● What is asked
Return the entries below verbatim, from the first line through the line that contains "562, 1143, 568]", and stop after that line.

— Begin Records to process —

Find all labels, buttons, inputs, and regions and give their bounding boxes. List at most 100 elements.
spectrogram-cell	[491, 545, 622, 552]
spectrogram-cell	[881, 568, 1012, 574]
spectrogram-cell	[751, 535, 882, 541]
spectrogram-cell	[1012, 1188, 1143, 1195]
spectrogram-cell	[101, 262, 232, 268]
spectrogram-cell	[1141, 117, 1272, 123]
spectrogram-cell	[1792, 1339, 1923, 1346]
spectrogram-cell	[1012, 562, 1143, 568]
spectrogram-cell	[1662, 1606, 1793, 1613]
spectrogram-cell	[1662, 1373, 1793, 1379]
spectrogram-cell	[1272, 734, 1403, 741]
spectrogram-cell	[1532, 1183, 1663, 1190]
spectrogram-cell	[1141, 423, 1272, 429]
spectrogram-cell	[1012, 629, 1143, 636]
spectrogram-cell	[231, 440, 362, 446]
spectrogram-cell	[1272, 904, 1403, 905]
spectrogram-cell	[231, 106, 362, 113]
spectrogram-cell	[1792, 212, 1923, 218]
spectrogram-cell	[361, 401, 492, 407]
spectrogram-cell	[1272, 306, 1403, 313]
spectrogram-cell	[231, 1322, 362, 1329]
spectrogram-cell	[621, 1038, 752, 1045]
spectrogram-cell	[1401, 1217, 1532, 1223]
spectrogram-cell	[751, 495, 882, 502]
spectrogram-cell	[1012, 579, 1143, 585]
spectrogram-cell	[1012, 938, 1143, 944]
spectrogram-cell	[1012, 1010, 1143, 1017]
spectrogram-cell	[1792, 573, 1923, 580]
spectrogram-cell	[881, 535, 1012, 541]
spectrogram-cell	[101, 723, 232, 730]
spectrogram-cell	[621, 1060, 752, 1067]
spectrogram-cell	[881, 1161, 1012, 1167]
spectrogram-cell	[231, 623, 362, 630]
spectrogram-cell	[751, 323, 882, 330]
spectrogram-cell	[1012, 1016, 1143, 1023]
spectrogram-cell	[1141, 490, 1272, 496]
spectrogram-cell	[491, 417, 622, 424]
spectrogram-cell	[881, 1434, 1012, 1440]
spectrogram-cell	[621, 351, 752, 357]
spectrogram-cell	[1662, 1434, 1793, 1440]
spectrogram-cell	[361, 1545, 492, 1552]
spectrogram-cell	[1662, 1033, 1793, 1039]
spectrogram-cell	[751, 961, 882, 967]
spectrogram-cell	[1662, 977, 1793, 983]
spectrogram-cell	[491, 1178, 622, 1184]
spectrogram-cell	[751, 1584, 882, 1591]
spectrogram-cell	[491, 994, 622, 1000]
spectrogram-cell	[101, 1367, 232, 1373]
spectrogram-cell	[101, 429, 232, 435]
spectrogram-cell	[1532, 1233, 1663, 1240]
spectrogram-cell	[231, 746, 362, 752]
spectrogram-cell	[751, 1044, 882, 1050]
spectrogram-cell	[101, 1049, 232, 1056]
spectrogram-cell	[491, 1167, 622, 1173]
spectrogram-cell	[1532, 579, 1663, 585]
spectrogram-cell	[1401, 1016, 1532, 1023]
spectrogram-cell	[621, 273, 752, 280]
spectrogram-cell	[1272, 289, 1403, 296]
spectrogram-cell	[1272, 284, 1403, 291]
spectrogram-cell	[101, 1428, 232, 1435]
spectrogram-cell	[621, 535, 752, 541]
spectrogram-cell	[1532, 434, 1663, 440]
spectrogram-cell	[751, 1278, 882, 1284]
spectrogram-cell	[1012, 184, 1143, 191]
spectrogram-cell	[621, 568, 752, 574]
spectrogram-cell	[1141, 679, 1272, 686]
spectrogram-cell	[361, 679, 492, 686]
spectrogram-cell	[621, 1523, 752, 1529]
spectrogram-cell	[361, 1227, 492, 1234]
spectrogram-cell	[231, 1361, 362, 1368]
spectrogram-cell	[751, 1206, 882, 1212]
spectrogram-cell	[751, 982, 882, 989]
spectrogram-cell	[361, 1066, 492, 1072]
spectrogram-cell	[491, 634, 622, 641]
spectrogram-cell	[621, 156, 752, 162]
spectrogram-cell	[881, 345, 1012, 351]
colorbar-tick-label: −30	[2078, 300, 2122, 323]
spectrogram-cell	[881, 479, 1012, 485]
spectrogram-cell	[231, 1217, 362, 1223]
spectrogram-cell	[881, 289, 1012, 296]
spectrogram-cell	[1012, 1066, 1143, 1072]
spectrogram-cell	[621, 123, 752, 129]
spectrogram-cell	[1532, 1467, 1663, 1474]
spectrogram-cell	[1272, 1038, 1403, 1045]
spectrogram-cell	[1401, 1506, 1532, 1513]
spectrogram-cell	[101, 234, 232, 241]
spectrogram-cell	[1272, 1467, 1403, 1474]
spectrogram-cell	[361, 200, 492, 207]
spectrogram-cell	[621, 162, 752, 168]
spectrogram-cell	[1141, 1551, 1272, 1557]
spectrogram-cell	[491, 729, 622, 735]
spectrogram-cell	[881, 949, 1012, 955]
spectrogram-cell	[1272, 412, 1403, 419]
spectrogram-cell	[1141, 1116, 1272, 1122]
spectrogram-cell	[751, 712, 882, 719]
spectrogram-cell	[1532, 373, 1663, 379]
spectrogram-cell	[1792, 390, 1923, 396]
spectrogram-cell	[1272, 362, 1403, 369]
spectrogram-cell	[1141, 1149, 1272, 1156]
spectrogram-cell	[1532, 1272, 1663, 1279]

— End Records to process —

● Task answer
Find all labels, buttons, inputs, and regions and give their bounding boxes. List at most 100 elements.
spectrogram-cell	[491, 545, 622, 552]
spectrogram-cell	[881, 568, 1012, 574]
spectrogram-cell	[751, 535, 882, 541]
spectrogram-cell	[1012, 1188, 1143, 1195]
spectrogram-cell	[101, 262, 232, 268]
spectrogram-cell	[1141, 117, 1272, 123]
spectrogram-cell	[1792, 1339, 1923, 1346]
spectrogram-cell	[1012, 562, 1143, 568]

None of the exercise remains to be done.